◆ Your instructions: Only the pictures are omitted; repeat all other data exactly.

◆ Dataset entries:
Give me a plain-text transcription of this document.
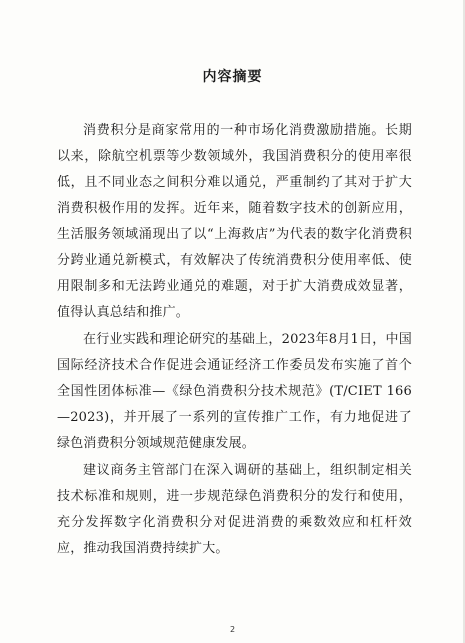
内容摘要

消费积分是商家常用的一种市场化消费激励措施。长期以来，除航空机票等少数领域外，我国消费积分的使用率很低，且不同业态之间积分难以通兑，严重制约了其对于扩大消费积极作用的发挥。近年来，随着数字技术的创新应用，生活服务领域涌现出了以“上海救店”为代表的数字化消费积分跨业通兑新模式，有效解决了传统消费积分使用率低、使用限制多和无法跨业通兑的难题，对于扩大消费成效显著，值得认真总结和推广。

在行业实践和理论研究的基础上，2023年8月1日，中国国际经济技术合作促进会通证经济工作委员发布实施了首个全国性团体标准—《绿色消费积分技术规范》(T/CIET 166—2023)，并开展了一系列的宣传推广工作，有力地促进了绿色消费积分领域规范健康发展。

建议商务主管部门在深入调研的基础上，组织制定相关技术标准和规则，进一步规范绿色消费积分的发行和使用，充分发挥数字化消费积分对促进消费的乘数效应和杠杆效应，推动我国消费持续扩大。

2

◆ Solution for this problem:
Give me a plain-text transcription of this document.
内容摘要

消费积分是商家常用的一种市场化消费激励措施。长期以来，除航空机票等少数领域外，我国消费积分的使用率很低，且不同业态之间积分难以通兑，严重制约了其对于扩大消费积极作用的发挥。近年来，随着数字技术的创新应用，生活服务领域涌现出了以“上海救店”为代表的数字化消费积分跨业通兑新模式，有效解决了传统消费积分使用率低、使用限制多和无法跨业通兑的难题，对于扩大消费成效显著，值得认真总结和推广。

在行业实践和理论研究的基础上，2023年8月1日，中国国际经济技术合作促进会通证经济工作委员发布实施了首个全国性团体标准—《绿色消费积分技术规范》(T/CIET 166—2023)，并开展了一系列的宣传推广工作，有力地促进了绿色消费积分领域规范健康发展。

建议商务主管部门在深入调研的基础上，组织制定相关技术标准和规则，进一步规范绿色消费积分的发行和使用，充分发挥数字化消费积分对促进消费的乘数效应和杠杆效应，推动我国消费持续扩大。

2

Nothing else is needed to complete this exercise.